**REQUIREMENTS**
Can you transcribe every line exactly and leave the pictures behind?

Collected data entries
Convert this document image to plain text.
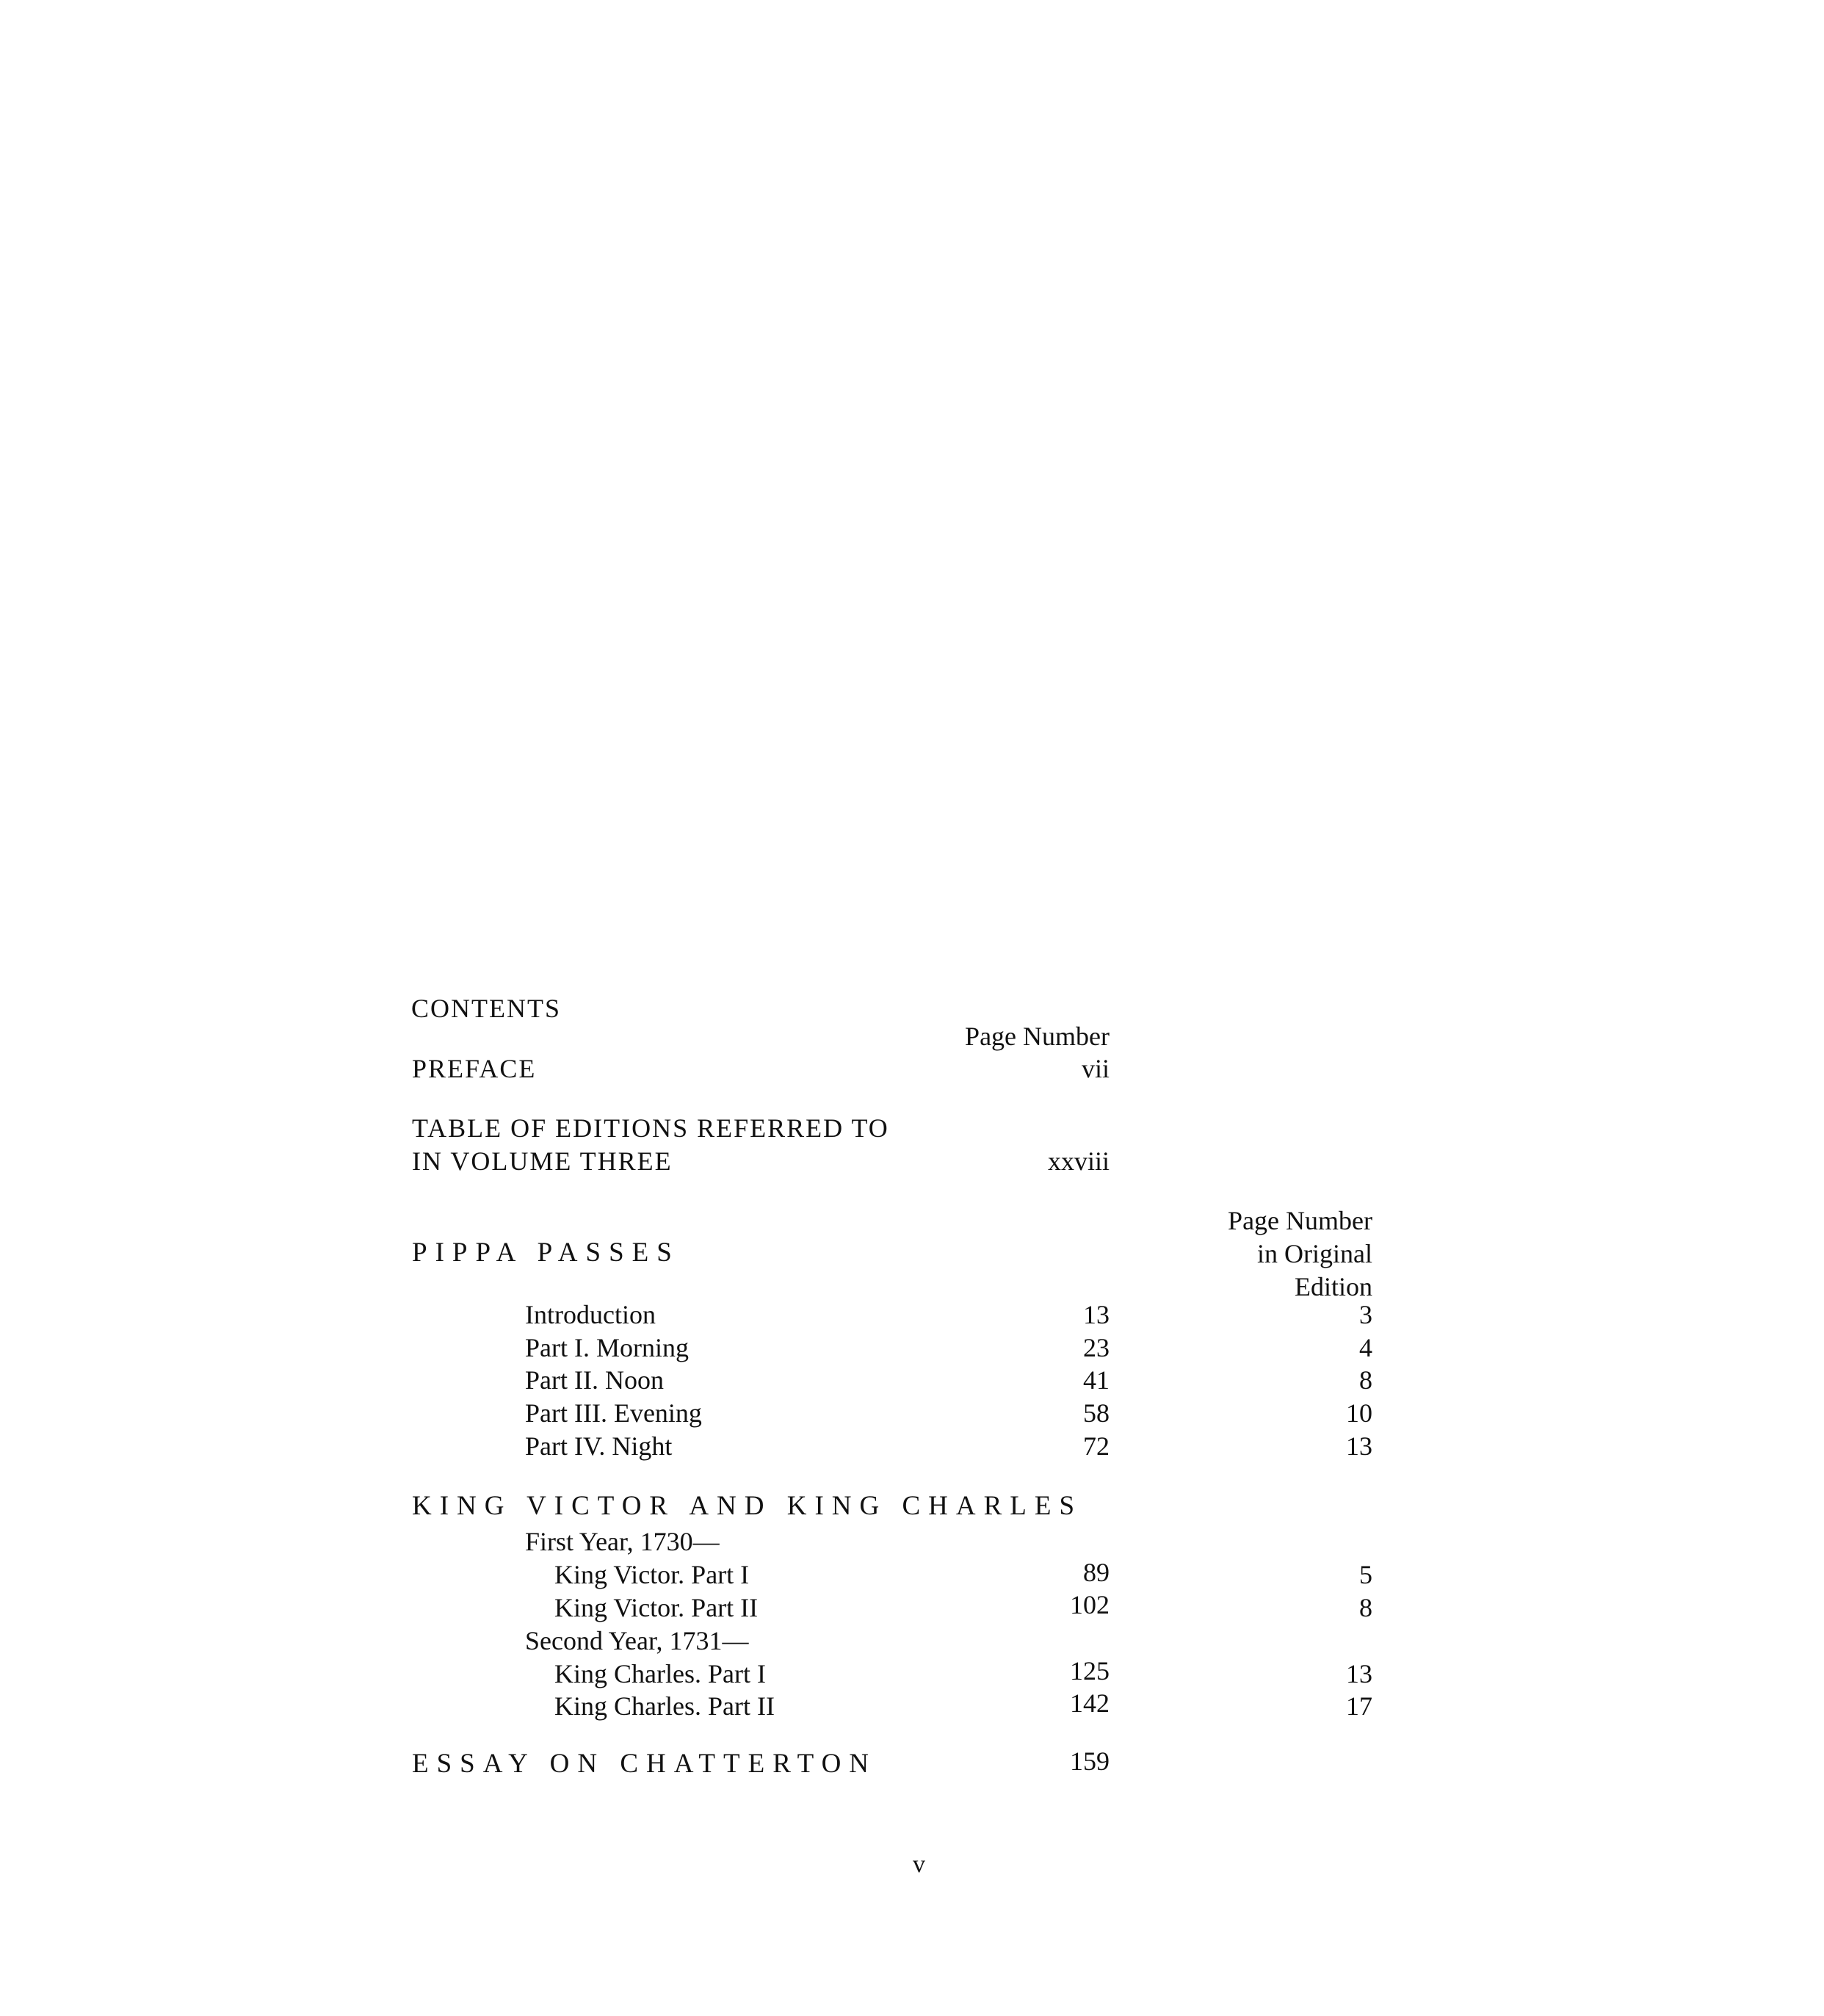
CONTENTS
Page Number
PREFACE	vii
TABLE OF EDITIONS REFERRED TO
IN VOLUME THREE	xxviii
Page Number
in Original
Edition
PIPPA PASSES
Introduction	13	3
Part I. Morning	23	4
Part II. Noon	41	8
Part III. Evening	58	10
Part IV. Night	72	13
KING VICTOR AND KING CHARLES
First Year, 1730—
King Victor. Part I	89	5
King Victor. Part II	102	8
Second Year, 1731—
King Charles. Part I	125	13
King Charles. Part II	142	17
ESSAY ON CHATTERTON	159
v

**TASK OUTPUT**
Convert this document image to plain text.
CONTENTS
Page Number
PREFACE	vii
TABLE OF EDITIONS REFERRED TO
IN VOLUME THREE	xxviii
Page Number
in Original
Edition
PIPPA PASSES
Introduction	13	3
Part I. Morning	23	4
Part II. Noon	41	8
Part III. Evening	58	10
Part IV. Night	72	13
KING VICTOR AND KING CHARLES
First Year, 1730—
King Victor. Part I	89	5
King Victor. Part II	102	8
Second Year, 1731—
King Charles. Part I	125	13
King Charles. Part II	142	17
ESSAY ON CHATTERTON	159
v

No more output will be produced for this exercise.